YOUR INSTRUCTIONS:
Could you extract every entry below and reproduce it exactly?

PROVIDED INFORMATION:
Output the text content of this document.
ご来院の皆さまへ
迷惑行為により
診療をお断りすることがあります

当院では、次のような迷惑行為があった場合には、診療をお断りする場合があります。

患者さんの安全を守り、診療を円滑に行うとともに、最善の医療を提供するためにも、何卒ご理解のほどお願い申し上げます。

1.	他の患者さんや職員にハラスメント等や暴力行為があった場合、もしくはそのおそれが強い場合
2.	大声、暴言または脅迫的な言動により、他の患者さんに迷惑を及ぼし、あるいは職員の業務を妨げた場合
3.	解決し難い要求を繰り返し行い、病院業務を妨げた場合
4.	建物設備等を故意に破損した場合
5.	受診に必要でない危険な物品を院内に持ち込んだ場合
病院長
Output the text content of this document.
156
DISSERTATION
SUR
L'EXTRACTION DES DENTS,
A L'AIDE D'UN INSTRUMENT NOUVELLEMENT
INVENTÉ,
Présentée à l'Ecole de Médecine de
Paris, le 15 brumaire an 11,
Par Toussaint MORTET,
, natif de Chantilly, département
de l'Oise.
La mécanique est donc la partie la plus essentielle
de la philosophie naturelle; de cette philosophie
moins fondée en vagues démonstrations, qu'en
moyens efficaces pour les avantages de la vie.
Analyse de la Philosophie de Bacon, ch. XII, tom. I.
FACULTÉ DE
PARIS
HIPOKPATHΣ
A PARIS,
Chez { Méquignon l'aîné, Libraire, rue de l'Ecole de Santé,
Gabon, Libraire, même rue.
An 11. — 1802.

THE RESULT:
Output the text content of this document.
ご来院の皆さまへ
迷惑行為により
診療をお断りすることがあります

当院では、次のような迷惑行為があった場合には、診療をお断りする場合があります。

患者さんの安全を守り、診療を円滑に行うとともに、最善の医療を提供するためにも、何卒ご理解のほどお願い申し上げます。

1.	他の患者さんや職員にハラスメント等や暴力行為があった場合、もしくはそのおそれが強い場合
2.	大声、暴言または脅迫的な言動により、他の患者さんに迷惑を及ぼし、あるいは職員の業務を妨げた場合
3.	解決し難い要求を繰り返し行い、病院業務を妨げた場合
4.	建物設備等を故意に破損した場合
5.	受診に必要でない危険な物品を院内に持ち込んだ場合
病院長
Output the text content of this document.
156
DISSERTATION
SUR
L'EXTRACTION DES DENTS,
A L'AIDE D'UN INSTRUMENT NOUVELLEMENT
INVENTÉ,
Présentée à l'Ecole de Médecine de
Paris, le 15 brumaire an 11,
Par Toussaint MORTET,
, natif de Chantilly, département
de l'Oise.
La mécanique est donc la partie la plus essentielle
de la philosophie naturelle; de cette philosophie
moins fondée en vagues démonstrations, qu'en
moyens efficaces pour les avantages de la vie.
Analyse de la Philosophie de Bacon, ch. XII, tom. I.
FACULTÉ DE
PARIS
HIPOKPATHΣ
A PARIS,
Chez { Méquignon l'aîné, Libraire, rue de l'Ecole de Santé,
Gabon, Libraire, même rue.
An 11. — 1802.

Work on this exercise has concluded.